__OBJECTIVE__: Find the lines that contain the word "weekly" and copy each one.

__DATA FOR PROCESSING__:
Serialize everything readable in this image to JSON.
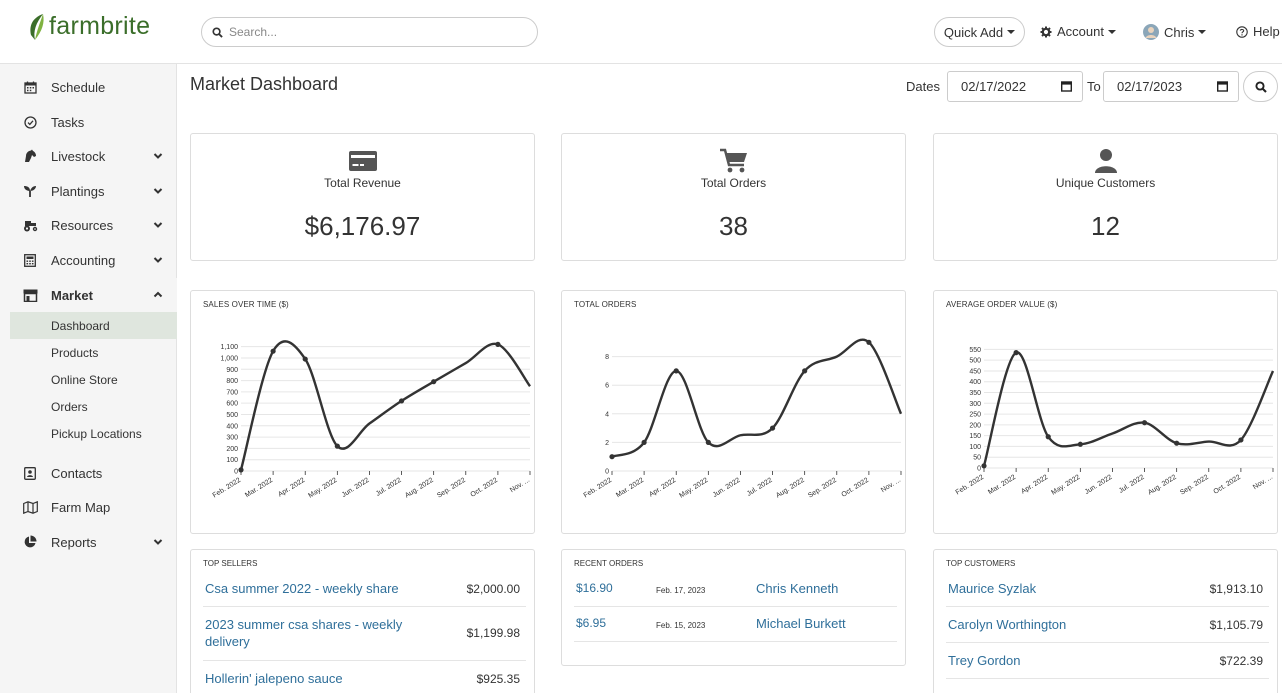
{
  "app": {
    "brand": "farmbrite",
    "brand_color": "#3b6e2a",
    "accent_link_color": "#2f6f9a"
  },
  "header": {
    "search_placeholder": "Search...",
    "quick_add": "Quick Add",
    "account": "Account",
    "user": "Chris",
    "help": "Help"
  },
  "sidebar": {
    "items": [
      {
        "label": "Schedule",
        "icon": "calendar-icon"
      },
      {
        "label": "Tasks",
        "icon": "check-circle-icon"
      },
      {
        "label": "Livestock",
        "icon": "horse-icon"
      },
      {
        "label": "Plantings",
        "icon": "seedling-icon"
      },
      {
        "label": "Resources",
        "icon": "tractor-icon"
      },
      {
        "label": "Accounting",
        "icon": "calculator-icon"
      },
      {
        "label": "Market",
        "icon": "store-icon"
      },
      {
        "label": "Contacts",
        "icon": "contact-card-icon"
      },
      {
        "label": "Farm Map",
        "icon": "map-icon"
      },
      {
        "label": "Reports",
        "icon": "pie-chart-icon"
      }
    ],
    "market_sub": [
      "Dashboard",
      "Products",
      "Online Store",
      "Orders",
      "Pickup Locations"
    ],
    "active_sub": "Dashboard"
  },
  "main": {
    "title": "Market Dashboard",
    "dates_label": "Dates",
    "date_from": "02/17/2022",
    "to_label": "To",
    "date_to": "02/17/2023"
  },
  "stats": [
    {
      "label": "Total Revenue",
      "value": "$6,176.97",
      "icon": "credit-card-icon"
    },
    {
      "label": "Total Orders",
      "value": "38",
      "icon": "cart-icon"
    },
    {
      "label": "Unique Customers",
      "value": "12",
      "icon": "user-icon"
    }
  ],
  "chart_data": [
    {
      "type": "line",
      "title": "SALES OVER TIME ($)",
      "categories": [
        "Feb. 2022",
        "Mar. 2022",
        "Apr. 2022",
        "May. 2022",
        "Jun. 2022",
        "Jul. 2022",
        "Aug. 2022",
        "Sep. 2022",
        "Oct. 2022",
        "Nov. 2022"
      ],
      "tick_labels": [
        "Feb. 2022",
        "Mar. 2022",
        "Apr. 2022",
        "May. 2022",
        "Jun. 2022",
        "Jul. 2022",
        "Aug. 2022",
        "Sep. 2022",
        "Oct. 2022",
        "Nov. ..."
      ],
      "series": [
        {
          "values": [
            10,
            1060,
            990,
            220,
            null,
            620,
            790,
            null,
            1120,
            750
          ]
        }
      ],
      "yticks": [
        "0",
        "100",
        "200",
        "300",
        "400",
        "500",
        "600",
        "700",
        "800",
        "900",
        "1,000",
        "1,100"
      ],
      "ylim": [
        0,
        1150
      ],
      "grid": true
    },
    {
      "type": "line",
      "title": "TOTAL ORDERS",
      "categories": [
        "Feb. 2022",
        "Mar. 2022",
        "Apr. 2022",
        "May. 2022",
        "Jun. 2022",
        "Jul. 2022",
        "Aug. 2022",
        "Sep. 2022",
        "Oct. 2022",
        "Nov. 2022"
      ],
      "tick_labels": [
        "Feb. 2022",
        "Mar. 2022",
        "Apr. 2022",
        "May. 2022",
        "Jun. 2022",
        "Jul. 2022",
        "Aug. 2022",
        "Sep. 2022",
        "Oct. 2022",
        "Nov. ..."
      ],
      "series": [
        {
          "values": [
            1,
            2,
            7,
            2,
            null,
            3,
            7,
            null,
            9,
            4
          ]
        }
      ],
      "yticks": [
        "0",
        "2",
        "4",
        "6",
        "8"
      ],
      "ylim": [
        0,
        9.3
      ],
      "grid": true
    },
    {
      "type": "line",
      "title": "AVERAGE ORDER VALUE ($)",
      "categories": [
        "Feb. 2022",
        "Mar. 2022",
        "Apr. 2022",
        "May. 2022",
        "Jun. 2022",
        "Jul. 2022",
        "Aug. 2022",
        "Sep. 2022",
        "Oct. 2022",
        "Nov. 2022"
      ],
      "tick_labels": [
        "Feb. 2022",
        "Mar. 2022",
        "Apr. 2022",
        "May. 2022",
        "Jun. 2022",
        "Jul. 2022",
        "Aug. 2022",
        "Sep. 2022",
        "Oct. 2022",
        "Nov. ..."
      ],
      "series": [
        {
          "values": [
            10,
            535,
            145,
            110,
            null,
            210,
            115,
            null,
            130,
            450
          ]
        }
      ],
      "yticks": [
        "0",
        "50",
        "100",
        "150",
        "200",
        "250",
        "300",
        "350",
        "400",
        "450",
        "500",
        "550"
      ],
      "ylim": [
        0,
        575
      ],
      "grid": true
    }
  ],
  "top_sellers": {
    "title": "TOP SELLERS",
    "rows": [
      {
        "name": "Csa summer 2022 - weekly share",
        "amount": "$2,000.00"
      },
      {
        "name": "2023 summer csa shares - weekly delivery",
        "amount": "$1,199.98"
      },
      {
        "name": "Hollerin' jalepeno sauce",
        "amount": "$925.35"
      }
    ]
  },
  "recent_orders": {
    "title": "RECENT ORDERS",
    "rows": [
      {
        "amount": "$16.90",
        "date": "Feb. 17, 2023",
        "customer": "Chris Kenneth"
      },
      {
        "amount": "$6.95",
        "date": "Feb. 15, 2023",
        "customer": "Michael Burkett"
      }
    ]
  },
  "top_customers": {
    "title": "TOP CUSTOMERS",
    "rows": [
      {
        "name": "Maurice Syzlak",
        "amount": "$1,913.10"
      },
      {
        "name": "Carolyn Worthington",
        "amount": "$1,105.79"
      },
      {
        "name": "Trey Gordon",
        "amount": "$722.39"
      }
    ]
  }
}
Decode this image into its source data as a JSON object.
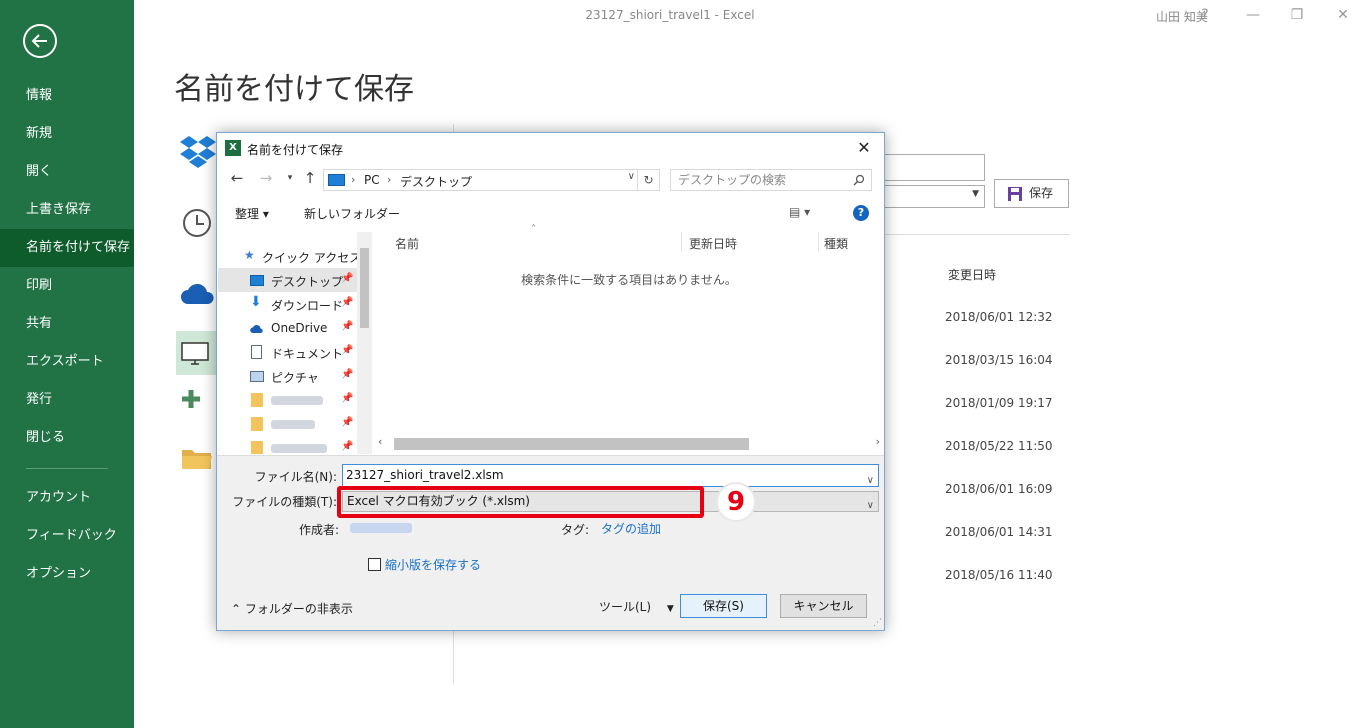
{
  "window": {
    "title": "23127_shiori_travel1  -  Excel",
    "user": "山田 知美",
    "help": "?",
    "minimize": "—",
    "restore": "❐",
    "close": "✕"
  },
  "sidebar": {
    "items": [
      {
        "label": "情報"
      },
      {
        "label": "新規"
      },
      {
        "label": "開く"
      },
      {
        "label": "上書き保存"
      },
      {
        "label": "名前を付けて保存"
      },
      {
        "label": "印刷"
      },
      {
        "label": "共有"
      },
      {
        "label": "エクスポート"
      },
      {
        "label": "発行"
      },
      {
        "label": "閉じる"
      },
      {
        "label": "アカウント"
      },
      {
        "label": "フィードバック"
      },
      {
        "label": "オプション"
      }
    ],
    "active_index": 4
  },
  "backstage": {
    "title": "名前を付けて保存",
    "save_label": "保存",
    "date_header": "変更日時",
    "dates": [
      "2018/06/01 12:32",
      "2018/03/15 16:04",
      "2018/01/09 19:17",
      "2018/05/22 11:50",
      "2018/06/01 16:09",
      "2018/06/01 14:31",
      "2018/05/16 11:40"
    ]
  },
  "dialog": {
    "title": "名前を付けて保存",
    "close": "✕",
    "path": [
      "PC",
      "デスクトップ"
    ],
    "search_placeholder": "デスクトップの検索",
    "organize_label": "整理 ▾",
    "new_folder_label": "新しいフォルダー",
    "nav": {
      "quick_access": "クイック アクセス",
      "items": [
        {
          "label": "デスクトップ"
        },
        {
          "label": "ダウンロード"
        },
        {
          "label": "OneDrive"
        },
        {
          "label": "ドキュメント"
        },
        {
          "label": "ピクチャ"
        }
      ]
    },
    "columns": [
      "名前",
      "更新日時",
      "種類"
    ],
    "empty_message": "検索条件に一致する項目はありません。",
    "filename_label": "ファイル名(N):",
    "filename_value": "23127_shiori_travel2.xlsm",
    "filetype_label": "ファイルの種類(T):",
    "filetype_value": "Excel マクロ有効ブック (*.xlsm)",
    "author_label": "作成者:",
    "tag_label": "タグ:",
    "tag_link": "タグの追加",
    "thumbnail_label": "縮小版を保存する",
    "hide_folders_label": "フォルダーの非表示",
    "tools_label": "ツール(L)",
    "save_label": "保存(S)",
    "cancel_label": "キャンセル",
    "step_badge": "9"
  },
  "colors": {
    "excel_green": "#217346",
    "active_item": "#0e5b2c",
    "highlight_red": "#e60012",
    "link_blue": "#1a6fc4"
  }
}
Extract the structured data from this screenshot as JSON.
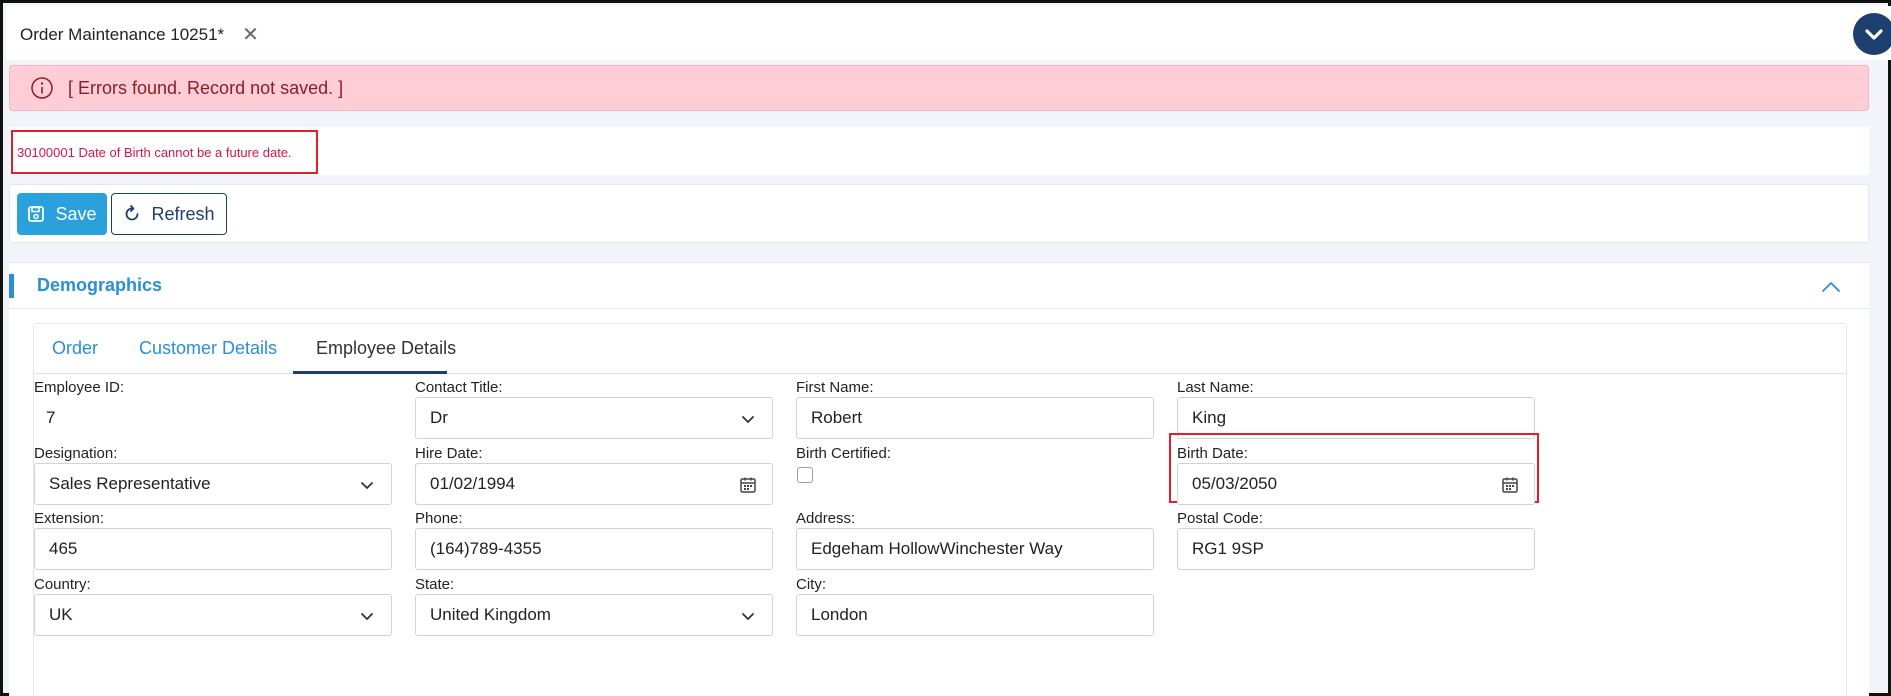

__TASK ANSWER__:
        "name": "Csa summer 2022 - weekly share",
        "name": "2023 summer csa shares - weekly delivery",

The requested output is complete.